WHAT YOU ARE ASKED TO DO: Go through the listing below and gather every line with the word "которое".

SUPPLIED DATA:
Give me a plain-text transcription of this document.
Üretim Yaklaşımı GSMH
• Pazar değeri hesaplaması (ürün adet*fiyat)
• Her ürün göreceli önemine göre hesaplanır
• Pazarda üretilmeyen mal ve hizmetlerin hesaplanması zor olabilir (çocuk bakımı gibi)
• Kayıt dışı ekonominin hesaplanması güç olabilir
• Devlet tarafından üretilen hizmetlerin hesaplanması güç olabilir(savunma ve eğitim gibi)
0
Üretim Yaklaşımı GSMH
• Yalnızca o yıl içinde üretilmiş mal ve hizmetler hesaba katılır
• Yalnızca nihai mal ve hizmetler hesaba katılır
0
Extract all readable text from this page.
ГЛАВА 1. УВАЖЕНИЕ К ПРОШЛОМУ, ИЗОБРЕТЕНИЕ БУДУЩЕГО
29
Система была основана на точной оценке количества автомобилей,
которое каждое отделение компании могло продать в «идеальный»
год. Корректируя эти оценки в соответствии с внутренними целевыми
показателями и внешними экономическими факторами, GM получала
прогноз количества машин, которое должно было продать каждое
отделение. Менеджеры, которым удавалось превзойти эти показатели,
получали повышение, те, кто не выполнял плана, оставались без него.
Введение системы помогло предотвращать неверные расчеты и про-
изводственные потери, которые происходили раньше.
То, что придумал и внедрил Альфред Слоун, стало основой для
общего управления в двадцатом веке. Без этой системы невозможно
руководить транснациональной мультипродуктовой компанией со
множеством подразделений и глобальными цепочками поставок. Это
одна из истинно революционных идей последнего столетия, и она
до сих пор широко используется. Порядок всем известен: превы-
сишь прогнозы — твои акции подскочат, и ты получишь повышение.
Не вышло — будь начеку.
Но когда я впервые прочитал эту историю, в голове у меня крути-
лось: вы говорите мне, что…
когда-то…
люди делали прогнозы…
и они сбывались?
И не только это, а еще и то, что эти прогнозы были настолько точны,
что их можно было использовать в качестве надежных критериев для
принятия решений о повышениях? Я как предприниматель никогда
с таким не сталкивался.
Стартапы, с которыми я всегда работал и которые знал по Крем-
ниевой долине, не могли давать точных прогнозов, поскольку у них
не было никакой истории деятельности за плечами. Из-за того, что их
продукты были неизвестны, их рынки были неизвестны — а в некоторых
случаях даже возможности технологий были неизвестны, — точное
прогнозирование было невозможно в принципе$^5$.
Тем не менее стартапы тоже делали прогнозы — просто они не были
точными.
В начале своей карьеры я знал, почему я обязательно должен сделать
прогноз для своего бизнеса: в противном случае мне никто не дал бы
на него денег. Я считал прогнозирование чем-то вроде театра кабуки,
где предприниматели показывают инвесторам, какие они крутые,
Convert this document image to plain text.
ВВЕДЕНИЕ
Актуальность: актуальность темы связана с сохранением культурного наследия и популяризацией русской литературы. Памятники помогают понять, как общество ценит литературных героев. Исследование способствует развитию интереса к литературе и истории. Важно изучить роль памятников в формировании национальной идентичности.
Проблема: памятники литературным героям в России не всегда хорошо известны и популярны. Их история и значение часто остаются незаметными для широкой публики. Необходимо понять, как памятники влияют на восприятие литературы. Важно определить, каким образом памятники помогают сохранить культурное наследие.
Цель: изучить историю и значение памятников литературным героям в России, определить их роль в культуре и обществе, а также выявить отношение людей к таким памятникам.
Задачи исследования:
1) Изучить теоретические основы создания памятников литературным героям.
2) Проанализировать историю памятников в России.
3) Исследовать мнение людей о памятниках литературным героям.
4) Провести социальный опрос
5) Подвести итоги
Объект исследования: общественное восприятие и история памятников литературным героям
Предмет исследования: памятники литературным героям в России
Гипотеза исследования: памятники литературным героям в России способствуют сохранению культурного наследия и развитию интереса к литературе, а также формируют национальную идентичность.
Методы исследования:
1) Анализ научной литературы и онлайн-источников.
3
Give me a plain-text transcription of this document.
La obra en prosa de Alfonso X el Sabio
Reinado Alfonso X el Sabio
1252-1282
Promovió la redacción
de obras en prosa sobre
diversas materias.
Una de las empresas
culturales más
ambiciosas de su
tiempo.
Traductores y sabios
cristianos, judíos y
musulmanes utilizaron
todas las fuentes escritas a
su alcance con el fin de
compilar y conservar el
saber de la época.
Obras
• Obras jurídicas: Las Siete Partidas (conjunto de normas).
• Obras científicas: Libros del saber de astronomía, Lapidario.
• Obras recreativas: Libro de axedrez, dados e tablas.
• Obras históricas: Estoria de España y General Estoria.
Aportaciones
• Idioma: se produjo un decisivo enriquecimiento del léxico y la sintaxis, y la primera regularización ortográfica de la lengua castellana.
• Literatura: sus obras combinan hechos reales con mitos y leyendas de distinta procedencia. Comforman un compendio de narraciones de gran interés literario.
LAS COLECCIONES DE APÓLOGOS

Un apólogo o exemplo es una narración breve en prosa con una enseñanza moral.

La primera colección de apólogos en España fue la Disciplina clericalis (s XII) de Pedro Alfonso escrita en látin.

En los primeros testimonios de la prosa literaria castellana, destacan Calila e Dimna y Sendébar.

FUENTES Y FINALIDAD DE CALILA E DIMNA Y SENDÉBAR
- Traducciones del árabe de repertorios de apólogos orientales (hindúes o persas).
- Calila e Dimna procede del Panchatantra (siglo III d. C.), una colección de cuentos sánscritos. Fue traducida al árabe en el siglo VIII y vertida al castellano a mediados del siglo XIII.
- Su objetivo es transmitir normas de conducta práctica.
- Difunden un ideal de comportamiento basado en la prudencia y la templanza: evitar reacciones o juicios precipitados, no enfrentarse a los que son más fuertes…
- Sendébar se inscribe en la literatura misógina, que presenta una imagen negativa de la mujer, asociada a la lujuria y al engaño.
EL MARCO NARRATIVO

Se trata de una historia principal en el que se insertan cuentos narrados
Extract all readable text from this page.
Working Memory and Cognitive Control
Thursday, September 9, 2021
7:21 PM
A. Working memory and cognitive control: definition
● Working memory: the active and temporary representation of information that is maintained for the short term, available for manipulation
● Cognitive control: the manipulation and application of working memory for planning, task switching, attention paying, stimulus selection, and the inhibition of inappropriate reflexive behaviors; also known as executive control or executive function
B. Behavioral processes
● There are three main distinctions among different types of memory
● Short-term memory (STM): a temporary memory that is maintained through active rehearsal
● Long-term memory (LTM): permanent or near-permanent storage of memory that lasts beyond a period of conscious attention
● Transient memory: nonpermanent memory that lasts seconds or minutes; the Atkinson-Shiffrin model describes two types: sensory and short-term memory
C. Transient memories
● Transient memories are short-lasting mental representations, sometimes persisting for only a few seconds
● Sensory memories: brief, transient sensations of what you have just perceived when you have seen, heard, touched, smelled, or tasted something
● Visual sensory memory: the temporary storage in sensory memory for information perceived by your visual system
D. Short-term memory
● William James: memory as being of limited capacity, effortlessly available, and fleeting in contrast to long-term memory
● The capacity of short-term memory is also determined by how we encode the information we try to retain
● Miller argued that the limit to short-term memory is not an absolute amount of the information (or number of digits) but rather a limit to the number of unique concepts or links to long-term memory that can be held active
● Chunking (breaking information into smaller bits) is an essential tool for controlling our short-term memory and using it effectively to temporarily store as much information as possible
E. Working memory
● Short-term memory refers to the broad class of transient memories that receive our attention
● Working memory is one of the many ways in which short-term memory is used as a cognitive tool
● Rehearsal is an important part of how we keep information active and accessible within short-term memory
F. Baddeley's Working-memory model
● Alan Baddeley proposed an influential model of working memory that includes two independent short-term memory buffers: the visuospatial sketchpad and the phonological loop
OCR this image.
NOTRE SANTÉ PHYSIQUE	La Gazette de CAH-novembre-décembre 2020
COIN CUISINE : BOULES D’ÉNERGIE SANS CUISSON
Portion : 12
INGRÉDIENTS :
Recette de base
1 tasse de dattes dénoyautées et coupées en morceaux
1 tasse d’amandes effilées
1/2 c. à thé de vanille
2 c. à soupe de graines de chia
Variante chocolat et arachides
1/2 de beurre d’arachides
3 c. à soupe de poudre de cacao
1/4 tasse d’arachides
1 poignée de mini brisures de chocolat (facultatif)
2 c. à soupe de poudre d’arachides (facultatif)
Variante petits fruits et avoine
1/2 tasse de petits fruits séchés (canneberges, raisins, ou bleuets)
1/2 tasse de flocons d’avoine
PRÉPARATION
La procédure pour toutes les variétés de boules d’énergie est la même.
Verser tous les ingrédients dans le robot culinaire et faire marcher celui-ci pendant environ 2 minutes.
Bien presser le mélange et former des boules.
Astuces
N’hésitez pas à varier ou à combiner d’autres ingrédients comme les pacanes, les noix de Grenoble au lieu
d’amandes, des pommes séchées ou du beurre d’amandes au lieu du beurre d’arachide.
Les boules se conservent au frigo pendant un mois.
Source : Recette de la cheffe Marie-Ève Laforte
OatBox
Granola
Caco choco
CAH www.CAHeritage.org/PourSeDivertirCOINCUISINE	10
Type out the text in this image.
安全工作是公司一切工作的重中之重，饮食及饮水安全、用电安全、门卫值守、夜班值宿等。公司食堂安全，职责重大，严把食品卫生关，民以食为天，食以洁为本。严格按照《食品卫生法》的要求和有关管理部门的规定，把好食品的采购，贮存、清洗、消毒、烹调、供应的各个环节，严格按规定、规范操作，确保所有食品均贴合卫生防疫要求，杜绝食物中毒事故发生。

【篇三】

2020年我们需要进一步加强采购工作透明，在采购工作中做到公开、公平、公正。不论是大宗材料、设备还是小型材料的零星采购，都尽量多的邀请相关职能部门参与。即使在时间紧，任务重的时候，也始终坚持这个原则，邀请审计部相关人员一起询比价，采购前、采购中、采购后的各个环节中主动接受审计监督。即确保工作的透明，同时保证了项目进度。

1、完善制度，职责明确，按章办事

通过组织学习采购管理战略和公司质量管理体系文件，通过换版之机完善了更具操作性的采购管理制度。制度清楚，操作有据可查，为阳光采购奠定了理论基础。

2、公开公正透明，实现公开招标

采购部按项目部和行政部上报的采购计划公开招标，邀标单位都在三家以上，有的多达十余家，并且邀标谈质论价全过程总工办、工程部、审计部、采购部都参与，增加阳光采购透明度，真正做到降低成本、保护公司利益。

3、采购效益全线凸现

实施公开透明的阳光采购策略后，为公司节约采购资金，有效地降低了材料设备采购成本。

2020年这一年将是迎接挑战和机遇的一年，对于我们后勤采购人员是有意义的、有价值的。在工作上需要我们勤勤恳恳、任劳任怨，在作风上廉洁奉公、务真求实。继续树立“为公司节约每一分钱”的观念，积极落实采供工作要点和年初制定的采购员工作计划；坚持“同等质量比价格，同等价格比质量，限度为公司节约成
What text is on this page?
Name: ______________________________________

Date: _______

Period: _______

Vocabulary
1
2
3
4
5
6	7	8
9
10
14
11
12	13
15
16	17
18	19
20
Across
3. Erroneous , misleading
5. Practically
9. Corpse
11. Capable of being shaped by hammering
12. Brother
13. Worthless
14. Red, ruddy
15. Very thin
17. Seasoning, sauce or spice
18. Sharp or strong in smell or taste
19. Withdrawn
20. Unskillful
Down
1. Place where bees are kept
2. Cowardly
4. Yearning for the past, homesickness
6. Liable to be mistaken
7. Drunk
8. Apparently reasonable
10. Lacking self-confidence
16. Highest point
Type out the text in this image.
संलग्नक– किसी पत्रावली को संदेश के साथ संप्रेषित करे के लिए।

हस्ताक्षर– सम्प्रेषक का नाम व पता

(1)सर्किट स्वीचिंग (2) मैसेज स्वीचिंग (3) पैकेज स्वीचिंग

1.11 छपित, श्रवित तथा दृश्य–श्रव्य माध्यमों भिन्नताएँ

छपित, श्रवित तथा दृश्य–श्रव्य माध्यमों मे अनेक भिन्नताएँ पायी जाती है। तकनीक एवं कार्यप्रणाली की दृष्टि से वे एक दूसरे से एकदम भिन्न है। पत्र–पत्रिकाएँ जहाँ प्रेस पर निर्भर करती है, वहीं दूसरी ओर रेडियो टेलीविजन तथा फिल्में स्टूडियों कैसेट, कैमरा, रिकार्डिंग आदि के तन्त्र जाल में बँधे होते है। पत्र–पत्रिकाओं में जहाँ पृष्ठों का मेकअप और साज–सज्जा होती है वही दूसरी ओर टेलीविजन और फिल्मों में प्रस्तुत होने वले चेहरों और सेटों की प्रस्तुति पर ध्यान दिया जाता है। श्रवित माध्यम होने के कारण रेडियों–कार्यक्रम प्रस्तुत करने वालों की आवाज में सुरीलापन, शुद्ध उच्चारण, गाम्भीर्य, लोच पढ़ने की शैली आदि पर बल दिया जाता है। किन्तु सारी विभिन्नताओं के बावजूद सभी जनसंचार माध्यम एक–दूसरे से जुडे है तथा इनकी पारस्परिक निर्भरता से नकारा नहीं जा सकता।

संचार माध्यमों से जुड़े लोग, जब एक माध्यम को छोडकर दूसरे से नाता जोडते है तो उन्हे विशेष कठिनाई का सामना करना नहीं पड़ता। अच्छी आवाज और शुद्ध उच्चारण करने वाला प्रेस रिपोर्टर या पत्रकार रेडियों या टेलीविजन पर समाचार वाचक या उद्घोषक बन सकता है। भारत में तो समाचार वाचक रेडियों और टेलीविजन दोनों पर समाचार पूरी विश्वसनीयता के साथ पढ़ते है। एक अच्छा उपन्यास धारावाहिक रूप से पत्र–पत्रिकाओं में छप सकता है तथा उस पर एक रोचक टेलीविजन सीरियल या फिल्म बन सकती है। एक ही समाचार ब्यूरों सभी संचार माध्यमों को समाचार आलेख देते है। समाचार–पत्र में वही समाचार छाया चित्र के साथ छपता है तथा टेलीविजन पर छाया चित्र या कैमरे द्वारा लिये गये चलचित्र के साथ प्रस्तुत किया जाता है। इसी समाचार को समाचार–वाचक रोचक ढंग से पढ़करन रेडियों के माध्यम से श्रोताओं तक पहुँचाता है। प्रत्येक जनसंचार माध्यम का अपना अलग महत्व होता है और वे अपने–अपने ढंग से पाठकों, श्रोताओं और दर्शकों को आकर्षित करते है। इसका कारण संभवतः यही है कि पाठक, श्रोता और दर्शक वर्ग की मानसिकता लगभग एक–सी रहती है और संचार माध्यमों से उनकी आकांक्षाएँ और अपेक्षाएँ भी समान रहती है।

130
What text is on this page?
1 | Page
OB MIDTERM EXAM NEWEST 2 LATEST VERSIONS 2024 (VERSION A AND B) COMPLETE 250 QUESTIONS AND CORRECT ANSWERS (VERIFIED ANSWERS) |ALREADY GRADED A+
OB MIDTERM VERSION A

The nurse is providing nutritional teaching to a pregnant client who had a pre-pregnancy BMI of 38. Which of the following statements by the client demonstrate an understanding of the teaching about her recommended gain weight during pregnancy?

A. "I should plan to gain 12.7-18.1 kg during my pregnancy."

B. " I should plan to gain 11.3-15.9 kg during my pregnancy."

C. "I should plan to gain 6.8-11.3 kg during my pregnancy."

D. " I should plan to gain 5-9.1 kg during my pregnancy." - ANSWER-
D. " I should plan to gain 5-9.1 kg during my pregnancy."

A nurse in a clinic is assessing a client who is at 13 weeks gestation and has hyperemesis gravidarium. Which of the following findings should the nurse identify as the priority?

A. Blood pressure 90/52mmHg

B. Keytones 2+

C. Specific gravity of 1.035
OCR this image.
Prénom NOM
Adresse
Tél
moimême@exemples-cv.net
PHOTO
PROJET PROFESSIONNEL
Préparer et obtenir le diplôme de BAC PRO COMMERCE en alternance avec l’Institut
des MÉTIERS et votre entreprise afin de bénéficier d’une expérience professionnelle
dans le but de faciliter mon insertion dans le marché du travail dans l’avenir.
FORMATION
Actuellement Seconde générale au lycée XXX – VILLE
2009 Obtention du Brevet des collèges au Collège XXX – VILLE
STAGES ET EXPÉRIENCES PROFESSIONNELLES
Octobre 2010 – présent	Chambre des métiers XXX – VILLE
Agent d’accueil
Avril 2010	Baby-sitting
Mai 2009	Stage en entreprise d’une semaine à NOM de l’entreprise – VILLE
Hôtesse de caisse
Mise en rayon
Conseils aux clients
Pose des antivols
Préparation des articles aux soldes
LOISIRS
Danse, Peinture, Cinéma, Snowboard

RESPONSE TO THIS TASK:
которое каждое отделение компании могло продать в «идеальный»
прогноз количества машин, которое должно было продать каждое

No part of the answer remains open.